• [Work to be completed] In the entries below, count the lines that hold the string "label" and state only that count.

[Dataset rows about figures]
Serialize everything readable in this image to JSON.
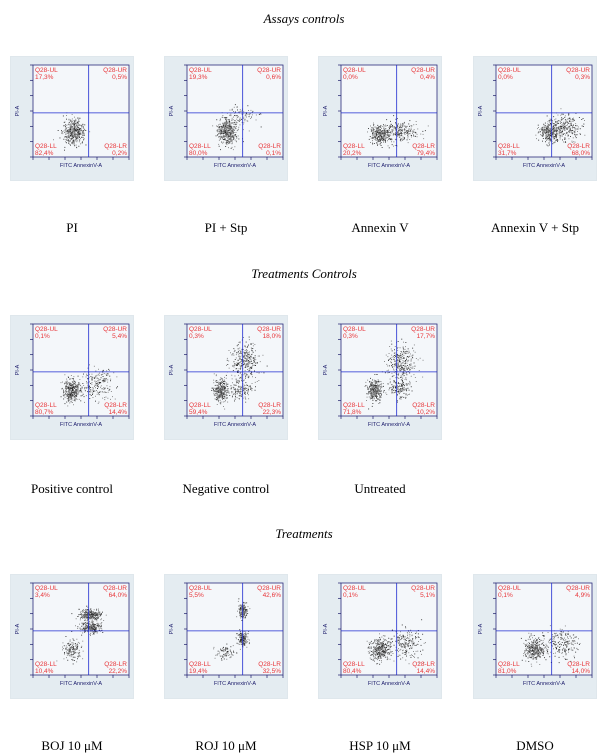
{
  "sections": [
    {
      "title": "Assays controls",
      "panels": [
        {
          "label": "PI",
          "ul": "17,3%",
          "ur": "0,5%",
          "ll": "82,4%",
          "lr": "0,2%"
        },
        {
          "label": "PI + Stp",
          "ul": "19,3%",
          "ur": "0,6%",
          "ll": "80,0%",
          "lr": "0,1%"
        },
        {
          "label": "Annexin V",
          "ul": "0,0%",
          "ur": "0,4%",
          "ll": "20,2%",
          "lr": "79,4%"
        },
        {
          "label": "Annexin V  + Stp",
          "ul": "0,0%",
          "ur": "0,3%",
          "ll": "31,7%",
          "lr": "68,0%"
        }
      ]
    },
    {
      "title": "Treatments Controls",
      "panels": [
        {
          "label": "Positive control",
          "ul": "0,1%",
          "ur": "5,4%",
          "ll": "80,7%",
          "lr": "14,4%"
        },
        {
          "label": "Negative control",
          "ul": "0,3%",
          "ur": "18,0%",
          "ll": "59,4%",
          "lr": "22,3%"
        },
        {
          "label": "Untreated",
          "ul": "0,3%",
          "ur": "17,7%",
          "ll": "71,8%",
          "lr": "10,2%"
        }
      ]
    },
    {
      "title": "Treatments",
      "panels": [
        {
          "label": "BOJ 10 μM",
          "ul": "3,4%",
          "ur": "64,0%",
          "ll": "10,4%",
          "lr": "22,2%"
        },
        {
          "label": "ROJ 10 μM",
          "ul": "5,5%",
          "ur": "42,6%",
          "ll": "19,4%",
          "lr": "32,5%"
        },
        {
          "label": "HSP 10 μM",
          "ul": "0,1%",
          "ur": "5,1%",
          "ll": "80,4%",
          "lr": "14,4%"
        },
        {
          "label": "DMSO",
          "ul": "0,1%",
          "ur": "4,9%",
          "ll": "81,0%",
          "lr": "14,0%"
        }
      ]
    }
  ],
  "plot": {
    "q_ul": "Q28-UL",
    "q_ur": "Q28-UR",
    "q_ll": "Q28-LL",
    "q_lr": "Q28-LR",
    "x_axis": "FITC AnnexinV-A",
    "y_axis": "PI-A"
  }
}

• [Written solution] 11